▸ Your instructions:
Examine the material below and count the lines that hold the word "color". Report only the number.

Data entries:
------------

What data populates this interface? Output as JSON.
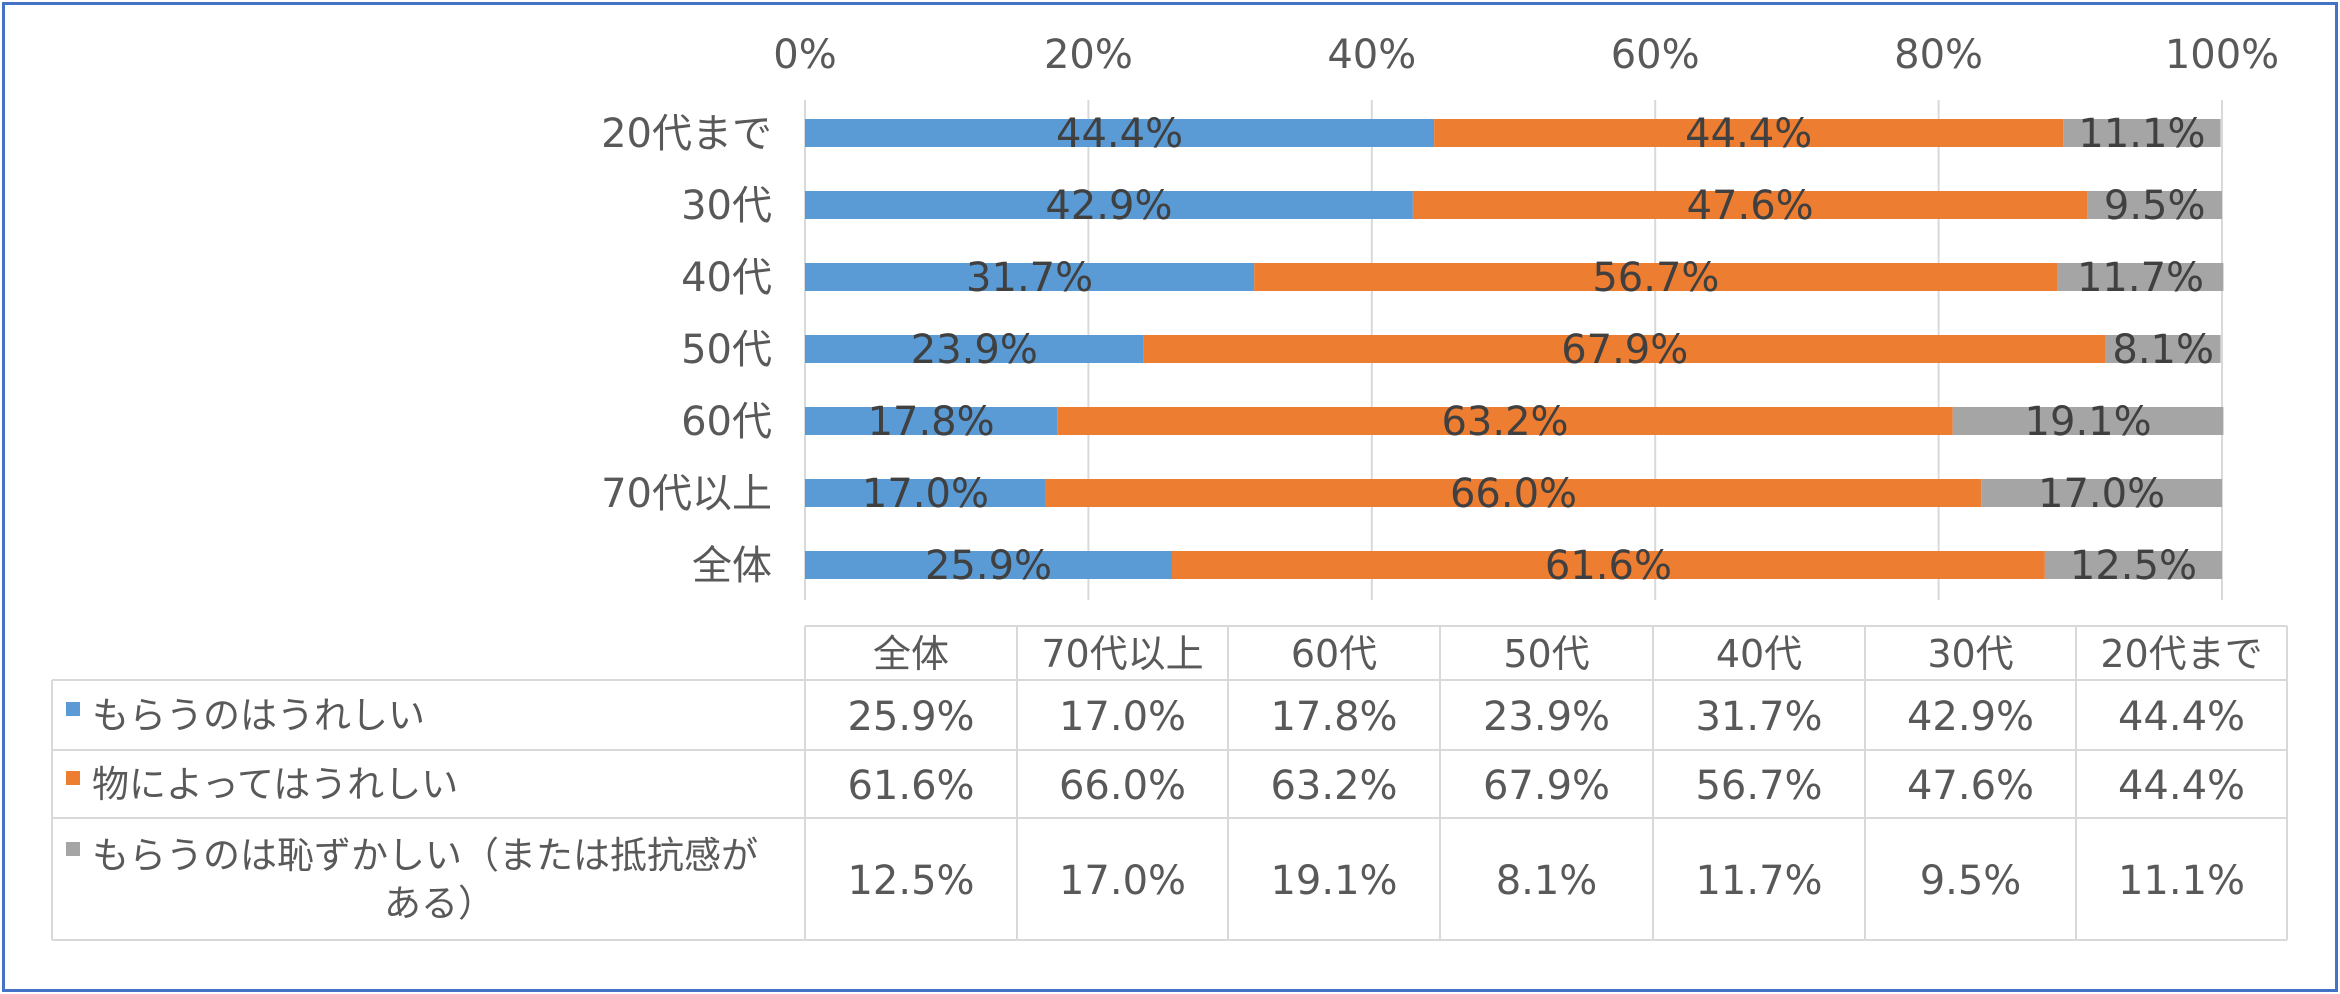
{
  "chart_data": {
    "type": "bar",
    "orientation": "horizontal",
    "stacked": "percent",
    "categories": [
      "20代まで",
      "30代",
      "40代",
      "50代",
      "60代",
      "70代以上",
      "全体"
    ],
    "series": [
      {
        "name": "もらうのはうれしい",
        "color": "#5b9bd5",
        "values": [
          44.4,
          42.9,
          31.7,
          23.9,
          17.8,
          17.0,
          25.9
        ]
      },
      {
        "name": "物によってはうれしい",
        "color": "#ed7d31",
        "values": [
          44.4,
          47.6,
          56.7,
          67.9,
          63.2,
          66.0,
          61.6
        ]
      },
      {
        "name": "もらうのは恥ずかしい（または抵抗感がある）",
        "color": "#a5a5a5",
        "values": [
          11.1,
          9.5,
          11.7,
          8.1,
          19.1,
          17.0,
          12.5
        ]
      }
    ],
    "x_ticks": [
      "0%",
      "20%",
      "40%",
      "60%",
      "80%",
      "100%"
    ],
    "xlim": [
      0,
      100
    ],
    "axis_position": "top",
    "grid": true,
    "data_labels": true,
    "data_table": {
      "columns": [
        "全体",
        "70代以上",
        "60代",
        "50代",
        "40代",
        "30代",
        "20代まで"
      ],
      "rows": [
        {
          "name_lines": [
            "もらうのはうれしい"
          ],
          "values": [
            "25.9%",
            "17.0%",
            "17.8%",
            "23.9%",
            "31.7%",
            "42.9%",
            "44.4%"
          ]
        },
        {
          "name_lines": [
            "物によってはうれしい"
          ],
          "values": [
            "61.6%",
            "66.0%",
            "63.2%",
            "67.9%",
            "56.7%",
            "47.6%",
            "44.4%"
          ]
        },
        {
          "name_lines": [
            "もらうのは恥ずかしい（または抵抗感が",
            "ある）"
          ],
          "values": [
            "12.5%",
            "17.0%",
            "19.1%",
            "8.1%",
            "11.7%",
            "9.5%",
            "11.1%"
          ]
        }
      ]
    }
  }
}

------------

▸ Right answer:
3